═══ RECORDS SHOWN ═══

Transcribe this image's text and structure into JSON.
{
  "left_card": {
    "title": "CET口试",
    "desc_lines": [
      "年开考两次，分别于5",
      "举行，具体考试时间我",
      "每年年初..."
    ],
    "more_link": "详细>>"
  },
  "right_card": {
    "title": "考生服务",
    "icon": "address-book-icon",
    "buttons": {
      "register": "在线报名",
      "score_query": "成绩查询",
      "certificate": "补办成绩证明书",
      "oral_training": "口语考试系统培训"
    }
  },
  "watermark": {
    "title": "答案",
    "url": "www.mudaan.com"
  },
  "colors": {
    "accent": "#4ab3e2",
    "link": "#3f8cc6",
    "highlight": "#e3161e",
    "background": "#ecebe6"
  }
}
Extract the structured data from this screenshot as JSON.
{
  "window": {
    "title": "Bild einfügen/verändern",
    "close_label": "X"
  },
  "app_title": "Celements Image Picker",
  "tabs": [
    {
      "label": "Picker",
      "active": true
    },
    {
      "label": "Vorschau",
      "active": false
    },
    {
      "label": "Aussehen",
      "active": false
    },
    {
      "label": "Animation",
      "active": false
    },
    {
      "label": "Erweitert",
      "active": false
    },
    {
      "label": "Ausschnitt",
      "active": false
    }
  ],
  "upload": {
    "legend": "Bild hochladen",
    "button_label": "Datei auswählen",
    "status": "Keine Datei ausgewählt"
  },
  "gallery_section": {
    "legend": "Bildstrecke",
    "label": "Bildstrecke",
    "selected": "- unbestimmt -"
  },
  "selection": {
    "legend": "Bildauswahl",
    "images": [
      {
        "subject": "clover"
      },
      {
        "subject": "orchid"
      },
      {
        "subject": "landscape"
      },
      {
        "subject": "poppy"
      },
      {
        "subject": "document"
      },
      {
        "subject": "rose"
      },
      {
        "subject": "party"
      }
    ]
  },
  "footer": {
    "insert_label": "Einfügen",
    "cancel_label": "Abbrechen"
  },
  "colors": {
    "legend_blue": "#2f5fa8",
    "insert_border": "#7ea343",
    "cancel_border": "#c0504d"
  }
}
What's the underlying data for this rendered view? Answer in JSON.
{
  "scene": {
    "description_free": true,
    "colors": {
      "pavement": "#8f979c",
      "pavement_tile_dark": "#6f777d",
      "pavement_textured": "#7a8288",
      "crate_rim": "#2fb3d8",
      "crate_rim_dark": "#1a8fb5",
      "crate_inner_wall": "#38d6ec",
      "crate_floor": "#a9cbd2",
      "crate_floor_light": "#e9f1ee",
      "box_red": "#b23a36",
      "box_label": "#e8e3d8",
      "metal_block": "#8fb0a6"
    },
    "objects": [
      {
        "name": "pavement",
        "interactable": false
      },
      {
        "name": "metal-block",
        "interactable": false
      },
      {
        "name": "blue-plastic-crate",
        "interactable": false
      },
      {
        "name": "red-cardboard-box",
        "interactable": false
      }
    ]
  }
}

═══

:: OBJECTIVE ::
Pick out the lines that contain "Picker" and copy them.

:: CORRECT RESULT ::
  "app_title": "Celements Image Picker",
      "label": "Picker",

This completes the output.